• Records provided:

====================

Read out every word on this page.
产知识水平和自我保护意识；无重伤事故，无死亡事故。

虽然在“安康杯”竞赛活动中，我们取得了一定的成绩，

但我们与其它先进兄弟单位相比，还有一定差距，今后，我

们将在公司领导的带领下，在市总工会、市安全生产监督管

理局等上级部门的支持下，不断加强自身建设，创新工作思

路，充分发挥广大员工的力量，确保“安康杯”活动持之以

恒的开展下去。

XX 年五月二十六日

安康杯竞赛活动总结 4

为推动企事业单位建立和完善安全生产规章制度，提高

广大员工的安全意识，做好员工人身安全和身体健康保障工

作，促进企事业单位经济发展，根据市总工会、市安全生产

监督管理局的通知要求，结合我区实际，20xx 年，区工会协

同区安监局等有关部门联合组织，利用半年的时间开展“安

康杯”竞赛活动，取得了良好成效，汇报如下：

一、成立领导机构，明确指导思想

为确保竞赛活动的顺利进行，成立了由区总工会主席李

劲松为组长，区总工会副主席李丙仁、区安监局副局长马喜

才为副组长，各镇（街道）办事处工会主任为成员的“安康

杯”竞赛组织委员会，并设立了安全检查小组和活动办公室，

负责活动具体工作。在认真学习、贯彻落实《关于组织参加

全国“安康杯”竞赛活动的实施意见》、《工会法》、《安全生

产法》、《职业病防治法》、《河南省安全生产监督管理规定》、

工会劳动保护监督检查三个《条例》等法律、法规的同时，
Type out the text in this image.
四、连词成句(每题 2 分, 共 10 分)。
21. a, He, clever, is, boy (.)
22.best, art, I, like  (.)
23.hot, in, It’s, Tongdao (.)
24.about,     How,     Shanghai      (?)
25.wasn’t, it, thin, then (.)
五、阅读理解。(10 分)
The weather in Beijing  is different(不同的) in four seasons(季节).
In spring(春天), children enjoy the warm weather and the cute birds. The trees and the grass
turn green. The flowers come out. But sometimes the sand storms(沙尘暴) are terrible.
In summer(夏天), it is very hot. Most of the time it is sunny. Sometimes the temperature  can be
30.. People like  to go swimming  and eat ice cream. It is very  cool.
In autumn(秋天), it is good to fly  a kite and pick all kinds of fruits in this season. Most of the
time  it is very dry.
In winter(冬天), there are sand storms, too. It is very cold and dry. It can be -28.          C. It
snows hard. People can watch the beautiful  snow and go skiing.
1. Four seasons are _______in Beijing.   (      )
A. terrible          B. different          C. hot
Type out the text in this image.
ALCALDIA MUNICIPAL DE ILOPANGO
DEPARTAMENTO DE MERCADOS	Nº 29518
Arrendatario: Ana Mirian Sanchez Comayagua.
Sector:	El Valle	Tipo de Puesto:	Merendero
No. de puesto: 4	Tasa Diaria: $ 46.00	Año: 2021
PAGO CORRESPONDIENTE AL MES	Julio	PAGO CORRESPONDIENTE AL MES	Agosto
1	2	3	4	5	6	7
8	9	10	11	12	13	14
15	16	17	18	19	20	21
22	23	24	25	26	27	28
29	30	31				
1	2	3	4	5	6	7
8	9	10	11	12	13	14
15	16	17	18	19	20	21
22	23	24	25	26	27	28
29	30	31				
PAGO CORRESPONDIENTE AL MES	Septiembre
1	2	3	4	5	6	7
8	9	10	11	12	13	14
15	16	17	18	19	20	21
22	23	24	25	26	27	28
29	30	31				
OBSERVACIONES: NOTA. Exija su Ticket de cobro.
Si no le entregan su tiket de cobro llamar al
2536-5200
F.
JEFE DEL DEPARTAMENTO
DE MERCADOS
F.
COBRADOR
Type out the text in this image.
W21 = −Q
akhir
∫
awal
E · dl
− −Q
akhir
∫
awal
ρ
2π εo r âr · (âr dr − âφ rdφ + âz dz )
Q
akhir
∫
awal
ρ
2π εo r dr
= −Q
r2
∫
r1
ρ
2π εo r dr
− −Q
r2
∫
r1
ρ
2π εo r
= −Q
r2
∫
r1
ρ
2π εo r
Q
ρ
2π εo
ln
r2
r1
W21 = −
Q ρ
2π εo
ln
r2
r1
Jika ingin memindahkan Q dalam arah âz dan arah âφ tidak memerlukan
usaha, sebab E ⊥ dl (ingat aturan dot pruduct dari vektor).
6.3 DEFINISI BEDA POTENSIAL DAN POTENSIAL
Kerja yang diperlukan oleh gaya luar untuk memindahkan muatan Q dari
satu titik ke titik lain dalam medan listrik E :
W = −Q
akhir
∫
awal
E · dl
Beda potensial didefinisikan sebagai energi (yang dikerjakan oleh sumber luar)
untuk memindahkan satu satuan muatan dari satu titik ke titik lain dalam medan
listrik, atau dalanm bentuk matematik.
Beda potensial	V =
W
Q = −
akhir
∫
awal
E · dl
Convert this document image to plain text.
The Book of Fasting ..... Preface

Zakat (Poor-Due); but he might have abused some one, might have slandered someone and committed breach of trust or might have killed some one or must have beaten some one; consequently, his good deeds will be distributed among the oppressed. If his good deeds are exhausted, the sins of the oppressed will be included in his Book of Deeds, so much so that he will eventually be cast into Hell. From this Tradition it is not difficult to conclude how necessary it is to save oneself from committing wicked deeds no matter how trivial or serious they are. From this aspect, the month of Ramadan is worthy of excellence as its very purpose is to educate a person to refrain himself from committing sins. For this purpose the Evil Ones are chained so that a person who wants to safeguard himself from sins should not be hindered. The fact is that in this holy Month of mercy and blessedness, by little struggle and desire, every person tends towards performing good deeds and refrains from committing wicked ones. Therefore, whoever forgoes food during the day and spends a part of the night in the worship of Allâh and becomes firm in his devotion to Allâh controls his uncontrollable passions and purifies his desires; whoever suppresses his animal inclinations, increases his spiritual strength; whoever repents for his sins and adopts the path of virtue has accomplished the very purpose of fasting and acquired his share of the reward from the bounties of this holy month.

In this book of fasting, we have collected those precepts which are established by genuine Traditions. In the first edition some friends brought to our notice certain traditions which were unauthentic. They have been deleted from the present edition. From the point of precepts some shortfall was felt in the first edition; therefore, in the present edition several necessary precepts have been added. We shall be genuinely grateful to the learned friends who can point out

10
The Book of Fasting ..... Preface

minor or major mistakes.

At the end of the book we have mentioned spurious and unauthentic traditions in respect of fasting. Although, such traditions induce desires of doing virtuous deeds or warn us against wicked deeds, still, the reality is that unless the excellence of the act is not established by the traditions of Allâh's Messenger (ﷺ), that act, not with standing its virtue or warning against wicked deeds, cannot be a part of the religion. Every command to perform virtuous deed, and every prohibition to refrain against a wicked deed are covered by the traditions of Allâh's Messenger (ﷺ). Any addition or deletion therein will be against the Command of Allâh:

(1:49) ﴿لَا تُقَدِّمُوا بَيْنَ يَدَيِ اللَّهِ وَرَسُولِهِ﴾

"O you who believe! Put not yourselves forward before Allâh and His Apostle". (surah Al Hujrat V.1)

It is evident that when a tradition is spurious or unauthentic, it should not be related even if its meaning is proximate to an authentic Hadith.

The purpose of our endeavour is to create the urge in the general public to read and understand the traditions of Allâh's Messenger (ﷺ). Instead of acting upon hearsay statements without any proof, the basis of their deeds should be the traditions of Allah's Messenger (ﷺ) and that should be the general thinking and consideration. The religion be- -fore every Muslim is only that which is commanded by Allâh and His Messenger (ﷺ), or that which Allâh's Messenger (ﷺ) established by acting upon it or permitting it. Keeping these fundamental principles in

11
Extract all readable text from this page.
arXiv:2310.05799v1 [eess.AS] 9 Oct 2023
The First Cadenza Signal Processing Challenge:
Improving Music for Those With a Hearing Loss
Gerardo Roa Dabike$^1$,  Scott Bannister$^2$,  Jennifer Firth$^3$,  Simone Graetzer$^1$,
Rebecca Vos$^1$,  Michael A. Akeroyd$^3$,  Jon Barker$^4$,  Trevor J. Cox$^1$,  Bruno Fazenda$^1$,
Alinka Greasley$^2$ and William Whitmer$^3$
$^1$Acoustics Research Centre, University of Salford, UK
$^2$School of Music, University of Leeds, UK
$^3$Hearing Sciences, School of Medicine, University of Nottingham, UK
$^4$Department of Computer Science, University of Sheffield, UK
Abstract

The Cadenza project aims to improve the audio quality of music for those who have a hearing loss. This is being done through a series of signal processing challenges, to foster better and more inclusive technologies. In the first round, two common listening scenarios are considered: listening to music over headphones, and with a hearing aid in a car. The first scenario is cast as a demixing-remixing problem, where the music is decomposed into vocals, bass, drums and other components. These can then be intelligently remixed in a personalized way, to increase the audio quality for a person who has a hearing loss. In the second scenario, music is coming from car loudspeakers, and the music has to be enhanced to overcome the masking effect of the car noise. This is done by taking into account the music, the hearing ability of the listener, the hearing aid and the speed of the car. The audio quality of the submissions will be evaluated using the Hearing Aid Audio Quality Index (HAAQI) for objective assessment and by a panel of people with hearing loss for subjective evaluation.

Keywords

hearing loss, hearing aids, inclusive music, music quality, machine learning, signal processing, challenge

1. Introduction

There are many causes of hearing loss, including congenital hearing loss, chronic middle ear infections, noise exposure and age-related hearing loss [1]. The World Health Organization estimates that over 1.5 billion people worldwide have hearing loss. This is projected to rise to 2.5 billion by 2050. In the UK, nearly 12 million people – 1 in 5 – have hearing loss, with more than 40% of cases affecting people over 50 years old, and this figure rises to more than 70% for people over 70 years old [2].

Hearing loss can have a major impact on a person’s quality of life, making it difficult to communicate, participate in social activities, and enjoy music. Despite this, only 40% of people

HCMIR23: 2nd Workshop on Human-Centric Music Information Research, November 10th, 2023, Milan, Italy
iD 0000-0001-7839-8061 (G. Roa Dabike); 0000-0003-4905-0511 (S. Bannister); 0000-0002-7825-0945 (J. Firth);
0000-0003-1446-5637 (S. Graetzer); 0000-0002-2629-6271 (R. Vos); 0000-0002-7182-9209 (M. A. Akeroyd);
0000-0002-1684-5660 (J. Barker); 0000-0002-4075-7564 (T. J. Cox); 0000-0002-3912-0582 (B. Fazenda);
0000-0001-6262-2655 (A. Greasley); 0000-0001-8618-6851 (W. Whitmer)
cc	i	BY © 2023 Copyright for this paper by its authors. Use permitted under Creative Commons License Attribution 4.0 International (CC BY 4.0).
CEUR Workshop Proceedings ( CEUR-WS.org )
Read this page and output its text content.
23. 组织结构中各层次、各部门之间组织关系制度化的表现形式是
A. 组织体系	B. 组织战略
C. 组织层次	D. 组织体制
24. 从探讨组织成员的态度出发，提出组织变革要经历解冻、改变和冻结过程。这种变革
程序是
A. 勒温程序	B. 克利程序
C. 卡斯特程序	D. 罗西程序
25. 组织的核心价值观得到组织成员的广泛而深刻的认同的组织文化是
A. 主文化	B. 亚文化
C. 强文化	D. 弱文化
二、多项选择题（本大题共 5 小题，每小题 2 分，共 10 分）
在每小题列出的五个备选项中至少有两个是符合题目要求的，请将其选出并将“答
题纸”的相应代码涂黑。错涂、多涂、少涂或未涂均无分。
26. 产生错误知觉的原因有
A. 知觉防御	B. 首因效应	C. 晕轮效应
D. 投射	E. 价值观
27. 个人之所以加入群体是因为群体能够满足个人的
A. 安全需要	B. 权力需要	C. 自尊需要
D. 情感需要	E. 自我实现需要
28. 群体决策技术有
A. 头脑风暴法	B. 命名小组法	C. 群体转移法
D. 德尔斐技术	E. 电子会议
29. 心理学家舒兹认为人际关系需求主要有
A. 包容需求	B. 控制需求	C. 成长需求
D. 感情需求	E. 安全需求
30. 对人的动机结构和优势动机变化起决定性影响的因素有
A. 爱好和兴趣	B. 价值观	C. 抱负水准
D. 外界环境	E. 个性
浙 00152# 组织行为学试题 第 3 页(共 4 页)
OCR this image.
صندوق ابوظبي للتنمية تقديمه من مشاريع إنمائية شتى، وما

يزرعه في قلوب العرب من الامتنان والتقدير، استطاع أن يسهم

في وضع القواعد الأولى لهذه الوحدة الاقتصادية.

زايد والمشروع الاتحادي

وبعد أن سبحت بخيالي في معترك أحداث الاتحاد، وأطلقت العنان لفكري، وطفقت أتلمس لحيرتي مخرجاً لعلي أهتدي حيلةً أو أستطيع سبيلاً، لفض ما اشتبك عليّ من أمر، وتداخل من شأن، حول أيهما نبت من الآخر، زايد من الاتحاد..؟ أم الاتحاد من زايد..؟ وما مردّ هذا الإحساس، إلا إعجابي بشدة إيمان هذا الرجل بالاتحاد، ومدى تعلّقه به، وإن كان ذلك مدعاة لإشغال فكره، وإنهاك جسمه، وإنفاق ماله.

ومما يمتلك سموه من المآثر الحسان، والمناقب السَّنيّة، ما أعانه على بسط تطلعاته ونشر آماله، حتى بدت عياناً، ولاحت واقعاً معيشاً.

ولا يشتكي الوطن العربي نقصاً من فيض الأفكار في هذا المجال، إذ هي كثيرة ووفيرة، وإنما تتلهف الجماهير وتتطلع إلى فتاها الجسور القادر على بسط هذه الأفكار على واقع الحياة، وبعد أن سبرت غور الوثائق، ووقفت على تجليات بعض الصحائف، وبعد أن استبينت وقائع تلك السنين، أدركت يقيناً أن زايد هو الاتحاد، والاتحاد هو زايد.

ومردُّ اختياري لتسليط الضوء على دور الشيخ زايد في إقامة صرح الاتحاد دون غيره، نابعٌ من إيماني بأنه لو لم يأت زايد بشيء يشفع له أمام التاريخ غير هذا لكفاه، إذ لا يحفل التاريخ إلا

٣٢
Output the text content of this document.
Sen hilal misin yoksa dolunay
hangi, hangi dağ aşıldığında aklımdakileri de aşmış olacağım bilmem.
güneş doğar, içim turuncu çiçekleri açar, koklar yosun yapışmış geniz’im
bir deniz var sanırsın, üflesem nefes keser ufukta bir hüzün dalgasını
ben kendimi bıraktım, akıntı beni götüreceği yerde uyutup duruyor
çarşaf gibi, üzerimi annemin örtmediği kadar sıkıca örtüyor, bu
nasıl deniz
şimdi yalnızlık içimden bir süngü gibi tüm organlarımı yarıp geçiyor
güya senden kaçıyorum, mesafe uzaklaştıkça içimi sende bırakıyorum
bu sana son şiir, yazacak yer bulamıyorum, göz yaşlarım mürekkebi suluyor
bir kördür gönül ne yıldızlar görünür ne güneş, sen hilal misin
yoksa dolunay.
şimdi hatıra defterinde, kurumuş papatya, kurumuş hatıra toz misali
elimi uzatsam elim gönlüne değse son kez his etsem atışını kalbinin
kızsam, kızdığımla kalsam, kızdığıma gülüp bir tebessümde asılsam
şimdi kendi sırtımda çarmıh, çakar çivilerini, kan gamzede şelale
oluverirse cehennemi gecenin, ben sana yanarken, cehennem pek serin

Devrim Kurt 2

====================

• Task brief: From the listing above, collect each line in which the string "like" appears.

• Task output:
22.best, art, I, like  (.)
30.. People like  to go swimming  and eat ice cream. It is very  cool.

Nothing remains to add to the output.